(Extracted records)

■ ■ ■ ■ ■ ■ ■

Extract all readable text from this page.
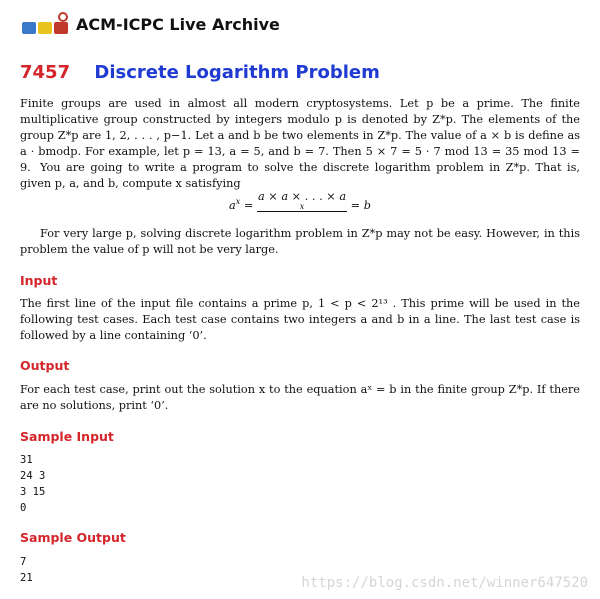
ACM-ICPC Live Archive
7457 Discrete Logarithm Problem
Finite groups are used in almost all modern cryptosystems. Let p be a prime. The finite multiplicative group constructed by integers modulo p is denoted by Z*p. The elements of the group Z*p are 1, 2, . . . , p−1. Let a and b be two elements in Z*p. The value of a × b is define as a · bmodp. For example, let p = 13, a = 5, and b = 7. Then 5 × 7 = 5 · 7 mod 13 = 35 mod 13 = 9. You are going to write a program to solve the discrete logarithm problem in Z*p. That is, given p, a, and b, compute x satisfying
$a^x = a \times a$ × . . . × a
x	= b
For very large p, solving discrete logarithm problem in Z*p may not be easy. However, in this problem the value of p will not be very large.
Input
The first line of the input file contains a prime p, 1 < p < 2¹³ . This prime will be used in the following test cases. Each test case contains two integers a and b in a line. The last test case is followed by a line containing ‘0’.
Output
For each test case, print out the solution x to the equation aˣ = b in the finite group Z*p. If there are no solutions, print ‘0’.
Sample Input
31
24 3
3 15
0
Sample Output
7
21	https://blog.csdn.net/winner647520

■ ■ ■ ■ ■ ■ ■

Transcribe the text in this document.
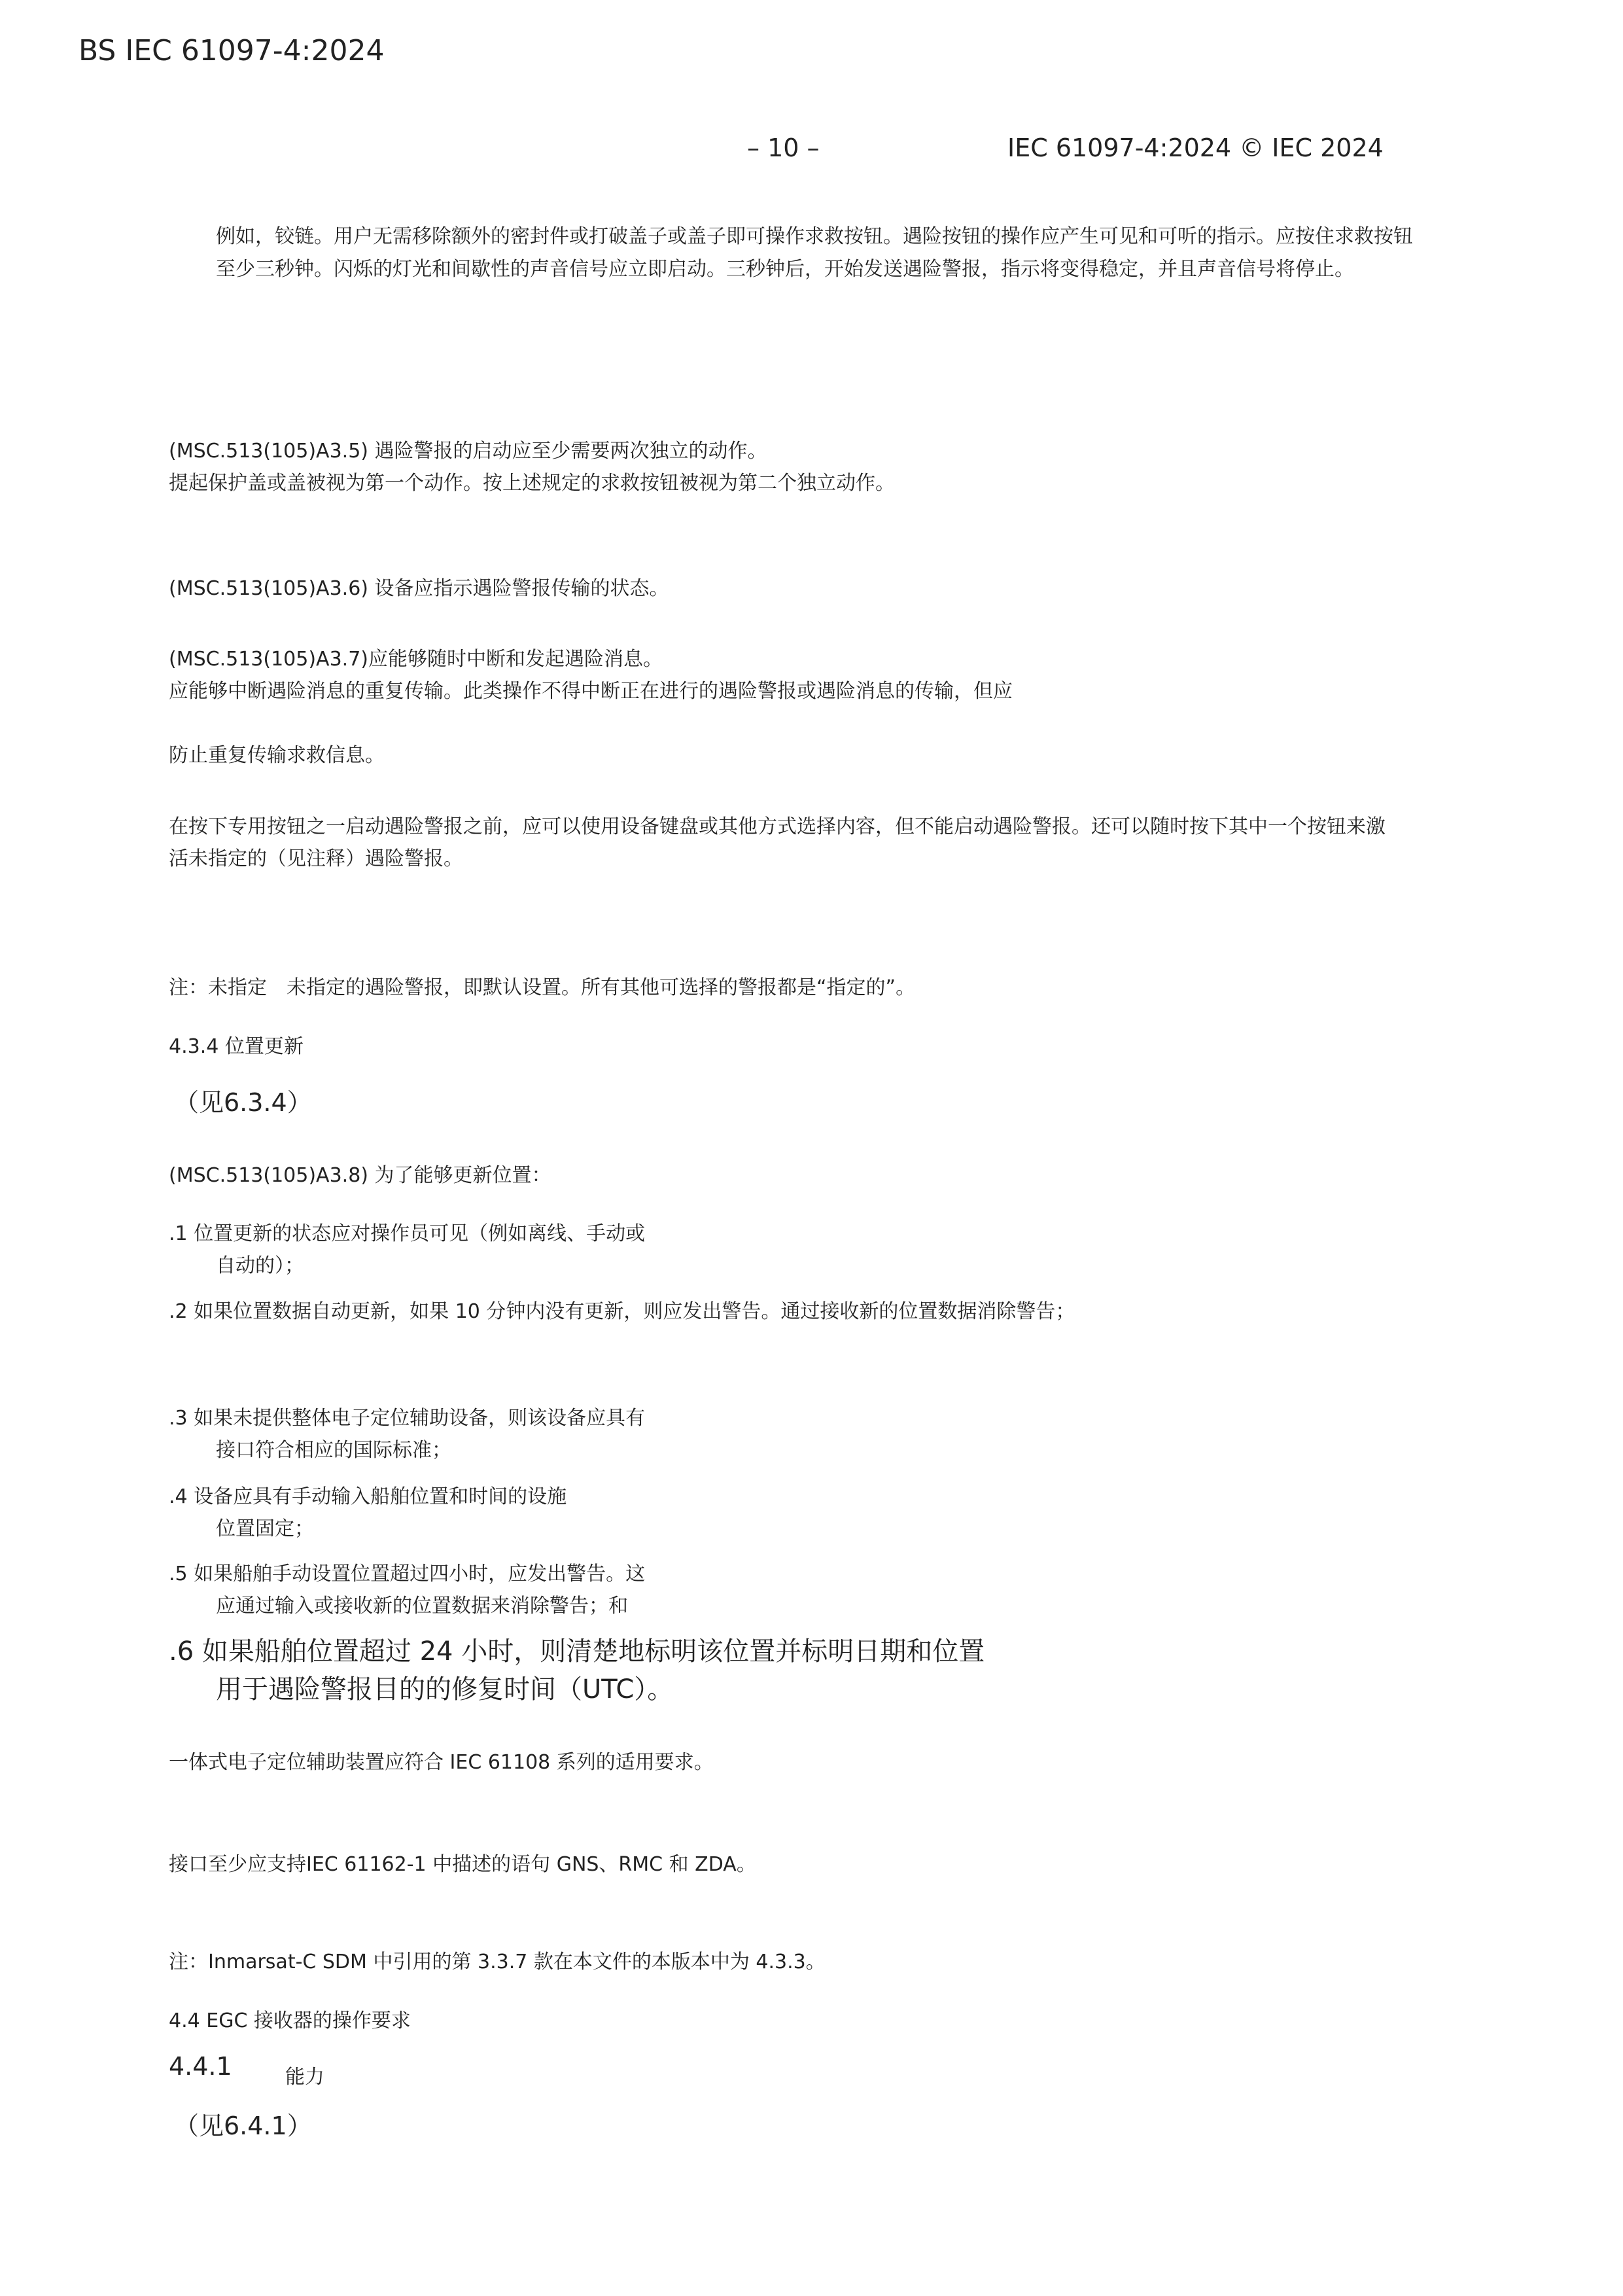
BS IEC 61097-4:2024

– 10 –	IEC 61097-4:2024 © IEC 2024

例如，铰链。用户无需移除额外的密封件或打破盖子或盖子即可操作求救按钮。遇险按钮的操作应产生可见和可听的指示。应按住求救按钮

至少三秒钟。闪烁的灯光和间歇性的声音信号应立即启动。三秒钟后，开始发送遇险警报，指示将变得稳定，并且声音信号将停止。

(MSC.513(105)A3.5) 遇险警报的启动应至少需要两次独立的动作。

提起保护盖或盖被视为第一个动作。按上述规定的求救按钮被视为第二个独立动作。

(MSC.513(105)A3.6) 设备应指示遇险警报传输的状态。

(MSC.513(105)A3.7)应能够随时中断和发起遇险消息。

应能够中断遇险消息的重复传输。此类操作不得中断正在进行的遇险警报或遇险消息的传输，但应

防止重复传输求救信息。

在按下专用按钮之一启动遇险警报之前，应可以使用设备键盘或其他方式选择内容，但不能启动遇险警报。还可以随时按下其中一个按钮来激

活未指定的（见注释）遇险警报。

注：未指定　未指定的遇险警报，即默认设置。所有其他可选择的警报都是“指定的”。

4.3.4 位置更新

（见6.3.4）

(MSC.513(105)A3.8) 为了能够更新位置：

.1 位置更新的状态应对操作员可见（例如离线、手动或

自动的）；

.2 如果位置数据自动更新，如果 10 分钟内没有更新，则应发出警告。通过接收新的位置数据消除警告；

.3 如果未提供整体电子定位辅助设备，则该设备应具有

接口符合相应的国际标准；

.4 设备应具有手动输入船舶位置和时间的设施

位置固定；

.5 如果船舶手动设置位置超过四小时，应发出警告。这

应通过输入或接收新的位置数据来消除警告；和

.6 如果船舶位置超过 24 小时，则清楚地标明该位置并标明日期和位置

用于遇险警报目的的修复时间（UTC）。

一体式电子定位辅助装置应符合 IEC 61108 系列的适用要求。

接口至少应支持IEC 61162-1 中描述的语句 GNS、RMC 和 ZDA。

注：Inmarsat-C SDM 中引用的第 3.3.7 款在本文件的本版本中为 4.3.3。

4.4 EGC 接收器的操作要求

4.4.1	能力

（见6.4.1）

■ ■ ■ ■ ■ ■ ■

- GIVEN EXERCISE -
Return each line with "test".

- EXERCISE OUTPUT -
The first line of the input file contains a prime p, 1 < p < 2¹³ . This prime will be used in the following test cases. Each test case contains two integers a and b in a line. The last test case is followed by a line containing ‘0’.
For each test case, print out the solution x to the equation aˣ = b in the finite group Z*p. If there are no solutions, print ‘0’.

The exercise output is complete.